* _WORK REQUIRED_: Your task is to output the data exactly as it stands.
··· DATA SHOWN
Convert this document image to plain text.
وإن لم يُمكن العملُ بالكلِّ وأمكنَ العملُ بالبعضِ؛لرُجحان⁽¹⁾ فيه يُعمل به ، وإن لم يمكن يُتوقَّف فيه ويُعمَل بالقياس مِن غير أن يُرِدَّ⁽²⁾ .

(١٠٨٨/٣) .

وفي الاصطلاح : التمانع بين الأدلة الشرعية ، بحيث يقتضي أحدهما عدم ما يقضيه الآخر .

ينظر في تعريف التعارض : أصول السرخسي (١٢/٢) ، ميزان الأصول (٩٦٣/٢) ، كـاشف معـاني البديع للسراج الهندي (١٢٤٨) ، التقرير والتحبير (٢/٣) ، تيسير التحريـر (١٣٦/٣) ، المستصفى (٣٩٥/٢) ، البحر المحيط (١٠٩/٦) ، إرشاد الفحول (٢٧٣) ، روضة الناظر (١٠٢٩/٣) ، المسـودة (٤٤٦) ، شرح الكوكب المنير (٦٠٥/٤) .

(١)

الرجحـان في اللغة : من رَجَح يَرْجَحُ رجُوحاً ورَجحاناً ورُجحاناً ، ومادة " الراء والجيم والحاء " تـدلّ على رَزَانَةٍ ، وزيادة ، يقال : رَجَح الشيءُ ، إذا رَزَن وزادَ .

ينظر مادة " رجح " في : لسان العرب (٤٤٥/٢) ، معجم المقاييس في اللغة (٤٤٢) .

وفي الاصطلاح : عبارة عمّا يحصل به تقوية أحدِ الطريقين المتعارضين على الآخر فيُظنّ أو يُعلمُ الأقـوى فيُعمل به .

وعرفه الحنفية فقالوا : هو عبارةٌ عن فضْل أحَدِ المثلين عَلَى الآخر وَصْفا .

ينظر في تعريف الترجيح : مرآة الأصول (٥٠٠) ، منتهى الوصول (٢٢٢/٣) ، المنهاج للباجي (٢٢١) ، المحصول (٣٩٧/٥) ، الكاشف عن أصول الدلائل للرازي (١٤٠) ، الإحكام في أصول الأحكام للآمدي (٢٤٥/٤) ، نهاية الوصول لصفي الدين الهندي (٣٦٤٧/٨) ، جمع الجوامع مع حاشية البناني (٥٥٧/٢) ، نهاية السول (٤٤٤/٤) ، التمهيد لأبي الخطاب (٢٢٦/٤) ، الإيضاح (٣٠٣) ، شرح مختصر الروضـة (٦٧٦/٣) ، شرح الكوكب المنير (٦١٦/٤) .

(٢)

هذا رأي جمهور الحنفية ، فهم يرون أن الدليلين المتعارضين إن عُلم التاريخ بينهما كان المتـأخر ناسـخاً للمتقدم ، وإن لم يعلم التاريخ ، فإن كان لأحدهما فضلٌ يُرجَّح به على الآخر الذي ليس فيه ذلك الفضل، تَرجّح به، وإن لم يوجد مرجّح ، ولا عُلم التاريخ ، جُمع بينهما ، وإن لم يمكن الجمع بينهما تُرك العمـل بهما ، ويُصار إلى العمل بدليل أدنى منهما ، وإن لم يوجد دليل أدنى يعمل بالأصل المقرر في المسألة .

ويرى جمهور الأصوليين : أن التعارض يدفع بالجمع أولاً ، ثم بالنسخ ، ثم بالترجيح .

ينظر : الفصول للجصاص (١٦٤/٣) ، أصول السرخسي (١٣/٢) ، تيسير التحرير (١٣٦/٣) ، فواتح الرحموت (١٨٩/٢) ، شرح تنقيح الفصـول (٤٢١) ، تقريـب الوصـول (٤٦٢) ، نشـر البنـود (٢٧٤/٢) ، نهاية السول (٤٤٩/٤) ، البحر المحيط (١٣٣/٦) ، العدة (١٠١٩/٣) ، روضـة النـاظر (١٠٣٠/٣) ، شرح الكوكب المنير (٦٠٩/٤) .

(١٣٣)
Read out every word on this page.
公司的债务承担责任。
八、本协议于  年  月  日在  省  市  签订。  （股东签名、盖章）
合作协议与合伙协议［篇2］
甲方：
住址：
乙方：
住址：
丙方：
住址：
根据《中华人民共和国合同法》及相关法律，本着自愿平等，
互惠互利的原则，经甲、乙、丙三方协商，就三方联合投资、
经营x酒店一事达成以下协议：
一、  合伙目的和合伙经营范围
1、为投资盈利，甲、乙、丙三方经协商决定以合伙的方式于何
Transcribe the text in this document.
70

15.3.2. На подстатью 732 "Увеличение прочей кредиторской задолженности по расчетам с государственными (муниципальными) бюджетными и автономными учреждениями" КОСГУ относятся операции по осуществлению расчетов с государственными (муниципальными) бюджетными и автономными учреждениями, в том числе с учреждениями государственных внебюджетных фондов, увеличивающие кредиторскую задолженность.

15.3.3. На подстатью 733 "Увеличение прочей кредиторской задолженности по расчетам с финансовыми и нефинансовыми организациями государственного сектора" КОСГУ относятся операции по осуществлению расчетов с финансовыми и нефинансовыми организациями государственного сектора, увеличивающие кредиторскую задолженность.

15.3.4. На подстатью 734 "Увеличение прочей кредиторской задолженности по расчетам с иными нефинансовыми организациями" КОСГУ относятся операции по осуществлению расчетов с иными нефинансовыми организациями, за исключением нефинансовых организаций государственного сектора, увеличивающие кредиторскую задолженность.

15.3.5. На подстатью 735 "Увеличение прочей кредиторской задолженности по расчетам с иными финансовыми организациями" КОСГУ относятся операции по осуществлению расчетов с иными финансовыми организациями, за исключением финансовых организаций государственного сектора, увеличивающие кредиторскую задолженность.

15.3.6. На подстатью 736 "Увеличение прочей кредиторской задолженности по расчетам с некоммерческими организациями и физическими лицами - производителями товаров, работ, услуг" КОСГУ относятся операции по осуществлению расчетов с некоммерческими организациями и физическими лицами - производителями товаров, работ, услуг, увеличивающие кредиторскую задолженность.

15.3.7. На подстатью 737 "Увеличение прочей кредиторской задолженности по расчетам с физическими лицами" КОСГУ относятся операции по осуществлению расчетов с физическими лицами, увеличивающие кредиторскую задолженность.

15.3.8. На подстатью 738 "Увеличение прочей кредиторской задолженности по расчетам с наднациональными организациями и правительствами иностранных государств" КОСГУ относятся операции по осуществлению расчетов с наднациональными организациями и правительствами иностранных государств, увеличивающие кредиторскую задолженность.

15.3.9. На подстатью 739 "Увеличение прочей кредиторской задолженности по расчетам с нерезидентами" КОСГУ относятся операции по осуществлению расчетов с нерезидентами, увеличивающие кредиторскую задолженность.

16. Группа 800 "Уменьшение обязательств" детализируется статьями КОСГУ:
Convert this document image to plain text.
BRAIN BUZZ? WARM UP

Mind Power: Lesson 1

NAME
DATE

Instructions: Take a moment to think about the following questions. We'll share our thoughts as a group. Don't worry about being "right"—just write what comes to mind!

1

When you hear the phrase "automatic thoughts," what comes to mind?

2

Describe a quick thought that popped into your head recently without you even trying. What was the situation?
······
* _COMPLETE RESPONSE_:
Convert this document image to plain text.
وإن لم يُمكن العملُ بالكلِّ وأمكنَ العملُ بالبعضِ؛لرُجحان⁽¹⁾ فيه يُعمل به ، وإن لم يمكن يُتوقَّف فيه ويُعمَل بالقياس مِن غير أن يُرِدَّ⁽²⁾ .

(١٠٨٨/٣) .

وفي الاصطلاح : التمانع بين الأدلة الشرعية ، بحيث يقتضي أحدهما عدم ما يقضيه الآخر .

ينظر في تعريف التعارض : أصول السرخسي (١٢/٢) ، ميزان الأصول (٩٦٣/٢) ، كـاشف معـاني البديع للسراج الهندي (١٢٤٨) ، التقرير والتحبير (٢/٣) ، تيسير التحريـر (١٣٦/٣) ، المستصفى (٣٩٥/٢) ، البحر المحيط (١٠٩/٦) ، إرشاد الفحول (٢٧٣) ، روضة الناظر (١٠٢٩/٣) ، المسـودة (٤٤٦) ، شرح الكوكب المنير (٦٠٥/٤) .

(١)

الرجحـان في اللغة : من رَجَح يَرْجَحُ رجُوحاً ورَجحاناً ورُجحاناً ، ومادة " الراء والجيم والحاء " تـدلّ على رَزَانَةٍ ، وزيادة ، يقال : رَجَح الشيءُ ، إذا رَزَن وزادَ .

ينظر مادة " رجح " في : لسان العرب (٤٤٥/٢) ، معجم المقاييس في اللغة (٤٤٢) .

وفي الاصطلاح : عبارة عمّا يحصل به تقوية أحدِ الطريقين المتعارضين على الآخر فيُظنّ أو يُعلمُ الأقـوى فيُعمل به .

وعرفه الحنفية فقالوا : هو عبارةٌ عن فضْل أحَدِ المثلين عَلَى الآخر وَصْفا .

ينظر في تعريف الترجيح : مرآة الأصول (٥٠٠) ، منتهى الوصول (٢٢٢/٣) ، المنهاج للباجي (٢٢١) ، المحصول (٣٩٧/٥) ، الكاشف عن أصول الدلائل للرازي (١٤٠) ، الإحكام في أصول الأحكام للآمدي (٢٤٥/٤) ، نهاية الوصول لصفي الدين الهندي (٣٦٤٧/٨) ، جمع الجوامع مع حاشية البناني (٥٥٧/٢) ، نهاية السول (٤٤٤/٤) ، التمهيد لأبي الخطاب (٢٢٦/٤) ، الإيضاح (٣٠٣) ، شرح مختصر الروضـة (٦٧٦/٣) ، شرح الكوكب المنير (٦١٦/٤) .

(٢)

هذا رأي جمهور الحنفية ، فهم يرون أن الدليلين المتعارضين إن عُلم التاريخ بينهما كان المتـأخر ناسـخاً للمتقدم ، وإن لم يعلم التاريخ ، فإن كان لأحدهما فضلٌ يُرجَّح به على الآخر الذي ليس فيه ذلك الفضل، تَرجّح به، وإن لم يوجد مرجّح ، ولا عُلم التاريخ ، جُمع بينهما ، وإن لم يمكن الجمع بينهما تُرك العمـل بهما ، ويُصار إلى العمل بدليل أدنى منهما ، وإن لم يوجد دليل أدنى يعمل بالأصل المقرر في المسألة .

ويرى جمهور الأصوليين : أن التعارض يدفع بالجمع أولاً ، ثم بالنسخ ، ثم بالترجيح .

ينظر : الفصول للجصاص (١٦٤/٣) ، أصول السرخسي (١٣/٢) ، تيسير التحرير (١٣٦/٣) ، فواتح الرحموت (١٨٩/٢) ، شرح تنقيح الفصـول (٤٢١) ، تقريـب الوصـول (٤٦٢) ، نشـر البنـود (٢٧٤/٢) ، نهاية السول (٤٤٩/٤) ، البحر المحيط (١٣٣/٦) ، العدة (١٠١٩/٣) ، روضـة النـاظر (١٠٣٠/٣) ، شرح الكوكب المنير (٦٠٩/٤) .

(١٣٣)
Read out every word on this page.
公司的债务承担责任。
八、本协议于  年  月  日在  省  市  签订。  （股东签名、盖章）
合作协议与合伙协议［篇2］
甲方：
住址：
乙方：
住址：
丙方：
住址：
根据《中华人民共和国合同法》及相关法律，本着自愿平等，
互惠互利的原则，经甲、乙、丙三方协商，就三方联合投资、
经营x酒店一事达成以下协议：
一、  合伙目的和合伙经营范围
1、为投资盈利，甲、乙、丙三方经协商决定以合伙的方式于何
Transcribe the text in this document.
70

15.3.2. На подстатью 732 "Увеличение прочей кредиторской задолженности по расчетам с государственными (муниципальными) бюджетными и автономными учреждениями" КОСГУ относятся операции по осуществлению расчетов с государственными (муниципальными) бюджетными и автономными учреждениями, в том числе с учреждениями государственных внебюджетных фондов, увеличивающие кредиторскую задолженность.

15.3.3. На подстатью 733 "Увеличение прочей кредиторской задолженности по расчетам с финансовыми и нефинансовыми организациями государственного сектора" КОСГУ относятся операции по осуществлению расчетов с финансовыми и нефинансовыми организациями государственного сектора, увеличивающие кредиторскую задолженность.

15.3.4. На подстатью 734 "Увеличение прочей кредиторской задолженности по расчетам с иными нефинансовыми организациями" КОСГУ относятся операции по осуществлению расчетов с иными нефинансовыми организациями, за исключением нефинансовых организаций государственного сектора, увеличивающие кредиторскую задолженность.

15.3.5. На подстатью 735 "Увеличение прочей кредиторской задолженности по расчетам с иными финансовыми организациями" КОСГУ относятся операции по осуществлению расчетов с иными финансовыми организациями, за исключением финансовых организаций государственного сектора, увеличивающие кредиторскую задолженность.

15.3.6. На подстатью 736 "Увеличение прочей кредиторской задолженности по расчетам с некоммерческими организациями и физическими лицами - производителями товаров, работ, услуг" КОСГУ относятся операции по осуществлению расчетов с некоммерческими организациями и физическими лицами - производителями товаров, работ, услуг, увеличивающие кредиторскую задолженность.

15.3.7. На подстатью 737 "Увеличение прочей кредиторской задолженности по расчетам с физическими лицами" КОСГУ относятся операции по осуществлению расчетов с физическими лицами, увеличивающие кредиторскую задолженность.

15.3.8. На подстатью 738 "Увеличение прочей кредиторской задолженности по расчетам с наднациональными организациями и правительствами иностранных государств" КОСГУ относятся операции по осуществлению расчетов с наднациональными организациями и правительствами иностранных государств, увеличивающие кредиторскую задолженность.

15.3.9. На подстатью 739 "Увеличение прочей кредиторской задолженности по расчетам с нерезидентами" КОСГУ относятся операции по осуществлению расчетов с нерезидентами, увеличивающие кредиторскую задолженность.

16. Группа 800 "Уменьшение обязательств" детализируется статьями КОСГУ:
Convert this document image to plain text.
BRAIN BUZZ? WARM UP

Mind Power: Lesson 1

NAME
DATE

Instructions: Take a moment to think about the following questions. We'll share our thoughts as a group. Don't worry about being "right"—just write what comes to mind!

1

When you hear the phrase "automatic thoughts," what comes to mind?

2

Describe a quick thought that popped into your head recently without you even trying. What was the situation?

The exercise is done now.